Dataset items
........

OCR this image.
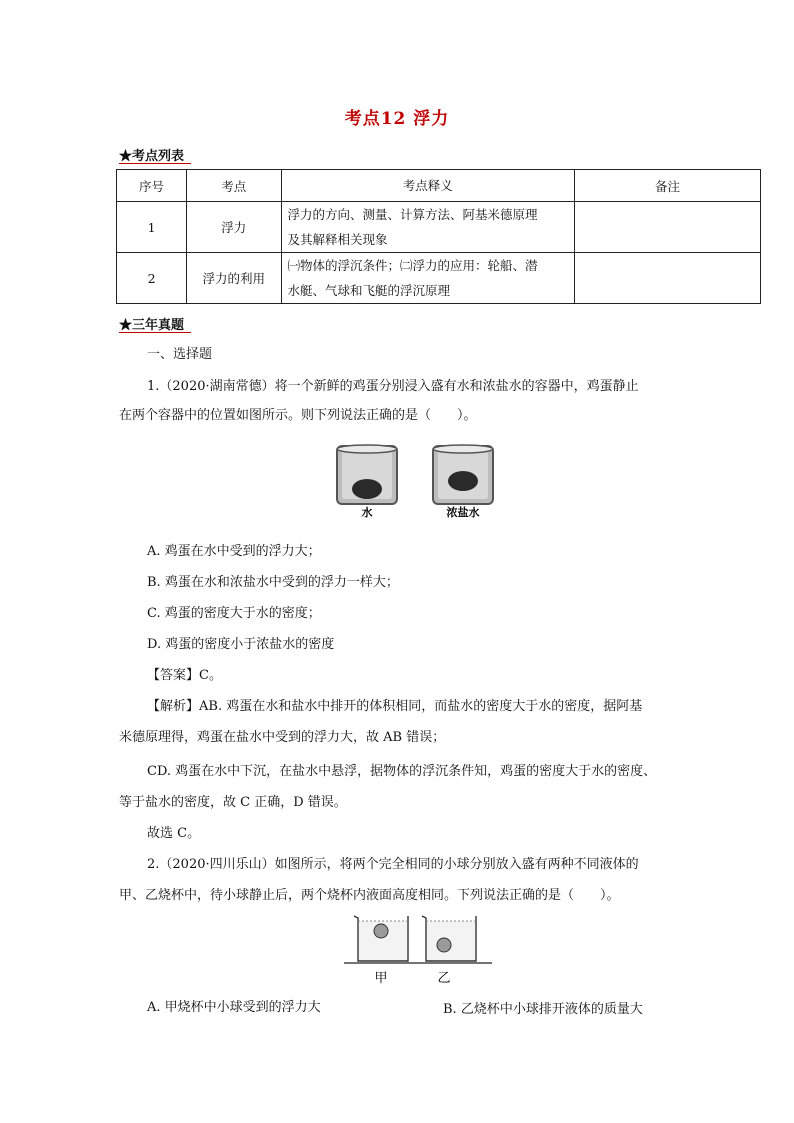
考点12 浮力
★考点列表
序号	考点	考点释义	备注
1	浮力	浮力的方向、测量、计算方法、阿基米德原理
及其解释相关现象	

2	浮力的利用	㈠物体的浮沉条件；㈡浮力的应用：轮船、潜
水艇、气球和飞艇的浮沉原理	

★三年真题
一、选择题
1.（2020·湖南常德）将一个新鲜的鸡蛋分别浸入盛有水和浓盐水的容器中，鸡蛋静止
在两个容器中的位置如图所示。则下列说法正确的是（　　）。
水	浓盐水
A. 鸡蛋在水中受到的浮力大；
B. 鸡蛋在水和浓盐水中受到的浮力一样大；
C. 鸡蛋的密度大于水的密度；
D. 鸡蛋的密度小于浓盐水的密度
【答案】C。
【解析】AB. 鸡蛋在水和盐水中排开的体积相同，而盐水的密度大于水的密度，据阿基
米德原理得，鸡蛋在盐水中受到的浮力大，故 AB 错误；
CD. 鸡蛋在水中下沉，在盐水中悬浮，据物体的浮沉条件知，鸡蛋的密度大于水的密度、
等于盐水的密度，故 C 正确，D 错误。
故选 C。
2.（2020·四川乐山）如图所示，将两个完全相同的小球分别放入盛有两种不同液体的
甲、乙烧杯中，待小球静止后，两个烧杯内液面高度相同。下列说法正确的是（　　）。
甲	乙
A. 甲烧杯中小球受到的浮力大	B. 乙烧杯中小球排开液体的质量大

........

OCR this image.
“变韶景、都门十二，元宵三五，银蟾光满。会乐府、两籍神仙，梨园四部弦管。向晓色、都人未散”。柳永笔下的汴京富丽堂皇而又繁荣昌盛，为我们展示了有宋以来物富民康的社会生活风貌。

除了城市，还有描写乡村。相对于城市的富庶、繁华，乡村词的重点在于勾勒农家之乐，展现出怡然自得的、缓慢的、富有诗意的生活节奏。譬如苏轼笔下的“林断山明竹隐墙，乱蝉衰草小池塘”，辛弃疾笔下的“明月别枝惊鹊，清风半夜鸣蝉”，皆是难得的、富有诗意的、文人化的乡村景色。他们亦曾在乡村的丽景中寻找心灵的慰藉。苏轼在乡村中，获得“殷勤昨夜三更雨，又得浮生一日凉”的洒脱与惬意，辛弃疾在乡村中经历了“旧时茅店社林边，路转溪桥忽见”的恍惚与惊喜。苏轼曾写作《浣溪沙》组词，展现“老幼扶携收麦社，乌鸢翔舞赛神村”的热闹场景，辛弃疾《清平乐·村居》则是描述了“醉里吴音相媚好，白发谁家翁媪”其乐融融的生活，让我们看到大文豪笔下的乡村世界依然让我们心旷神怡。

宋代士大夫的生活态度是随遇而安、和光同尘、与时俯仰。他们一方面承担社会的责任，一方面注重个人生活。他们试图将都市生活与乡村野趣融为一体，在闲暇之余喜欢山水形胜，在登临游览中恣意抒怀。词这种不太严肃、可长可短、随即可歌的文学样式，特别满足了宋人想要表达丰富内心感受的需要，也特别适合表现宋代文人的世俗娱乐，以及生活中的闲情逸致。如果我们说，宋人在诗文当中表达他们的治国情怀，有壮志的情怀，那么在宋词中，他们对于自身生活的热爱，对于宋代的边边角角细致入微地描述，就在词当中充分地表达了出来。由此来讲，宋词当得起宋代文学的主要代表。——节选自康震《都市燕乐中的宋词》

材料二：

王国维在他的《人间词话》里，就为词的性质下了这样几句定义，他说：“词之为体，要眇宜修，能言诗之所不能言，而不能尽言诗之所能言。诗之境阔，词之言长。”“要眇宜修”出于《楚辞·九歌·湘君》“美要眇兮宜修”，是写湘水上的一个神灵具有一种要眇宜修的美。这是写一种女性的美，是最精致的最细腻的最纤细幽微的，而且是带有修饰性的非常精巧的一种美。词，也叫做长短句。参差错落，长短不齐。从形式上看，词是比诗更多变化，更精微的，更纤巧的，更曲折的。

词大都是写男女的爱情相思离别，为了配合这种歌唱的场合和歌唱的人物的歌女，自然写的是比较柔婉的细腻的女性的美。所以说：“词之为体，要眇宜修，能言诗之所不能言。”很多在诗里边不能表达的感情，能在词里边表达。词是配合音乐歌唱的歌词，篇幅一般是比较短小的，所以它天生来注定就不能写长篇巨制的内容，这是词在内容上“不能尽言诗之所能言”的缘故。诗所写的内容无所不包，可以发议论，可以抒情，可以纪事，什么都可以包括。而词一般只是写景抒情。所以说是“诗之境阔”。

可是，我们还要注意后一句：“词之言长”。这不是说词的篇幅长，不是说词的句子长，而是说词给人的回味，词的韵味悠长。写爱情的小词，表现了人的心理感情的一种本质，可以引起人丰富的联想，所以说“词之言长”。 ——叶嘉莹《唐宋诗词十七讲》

........

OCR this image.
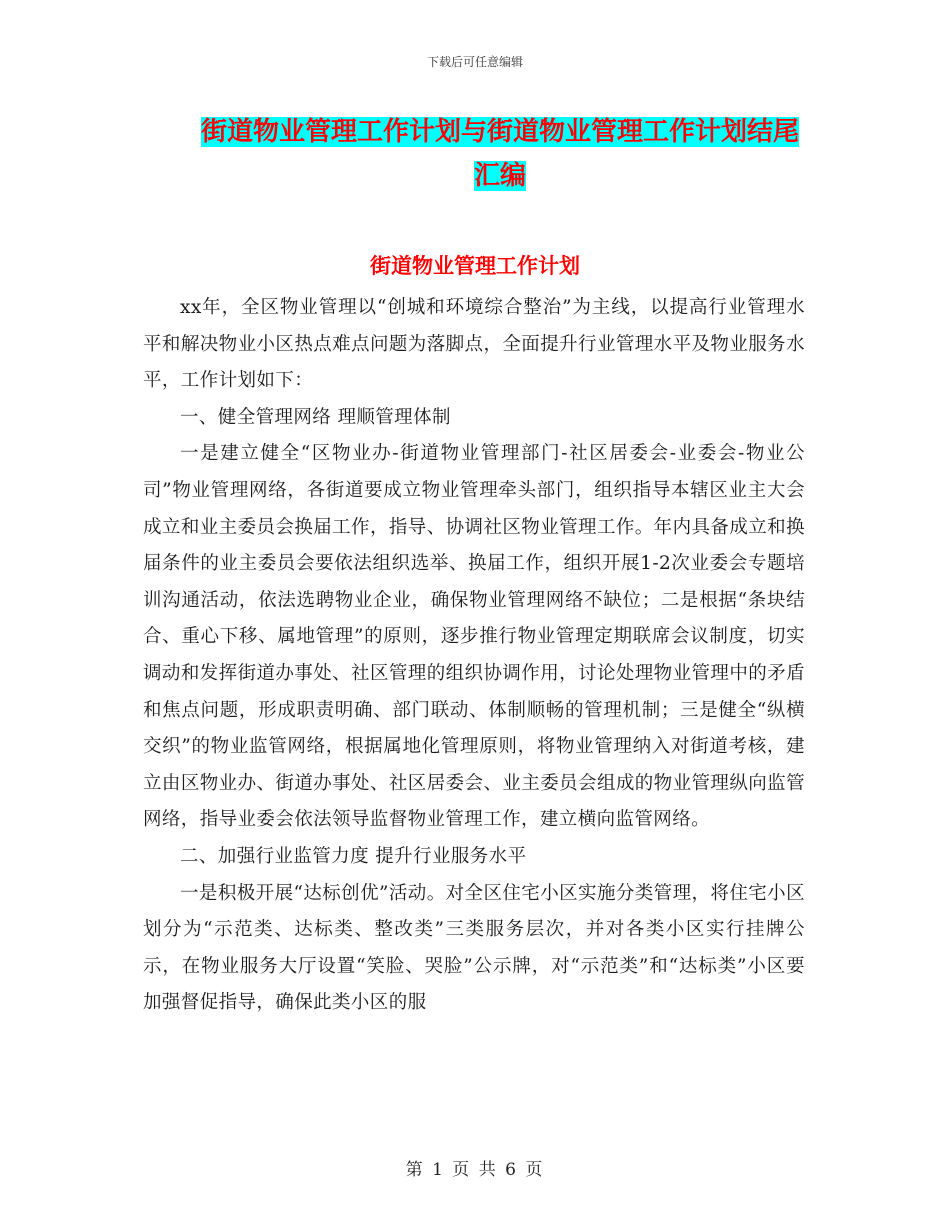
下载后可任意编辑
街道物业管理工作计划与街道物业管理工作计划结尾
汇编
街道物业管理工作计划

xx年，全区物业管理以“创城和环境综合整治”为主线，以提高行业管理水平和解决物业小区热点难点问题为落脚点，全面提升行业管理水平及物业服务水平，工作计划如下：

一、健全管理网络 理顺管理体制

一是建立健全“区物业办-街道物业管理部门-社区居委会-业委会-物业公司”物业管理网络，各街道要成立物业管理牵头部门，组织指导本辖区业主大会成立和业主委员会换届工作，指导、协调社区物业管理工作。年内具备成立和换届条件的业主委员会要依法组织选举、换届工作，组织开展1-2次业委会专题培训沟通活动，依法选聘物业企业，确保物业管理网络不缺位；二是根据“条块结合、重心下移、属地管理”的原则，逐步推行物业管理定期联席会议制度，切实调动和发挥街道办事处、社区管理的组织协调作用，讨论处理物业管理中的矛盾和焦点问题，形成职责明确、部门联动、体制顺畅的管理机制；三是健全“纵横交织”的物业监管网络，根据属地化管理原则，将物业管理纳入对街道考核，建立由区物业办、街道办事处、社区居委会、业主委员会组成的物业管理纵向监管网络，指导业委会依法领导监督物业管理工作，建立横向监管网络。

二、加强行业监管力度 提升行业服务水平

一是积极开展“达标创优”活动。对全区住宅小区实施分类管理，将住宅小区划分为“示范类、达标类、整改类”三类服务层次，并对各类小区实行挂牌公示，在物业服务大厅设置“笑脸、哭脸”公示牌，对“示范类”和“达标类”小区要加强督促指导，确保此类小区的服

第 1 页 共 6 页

........

§ Aim:
Going through the records above, state how many lines carry "鸡蛋的密度大于水的密度", with no other text.

§ Written response:
2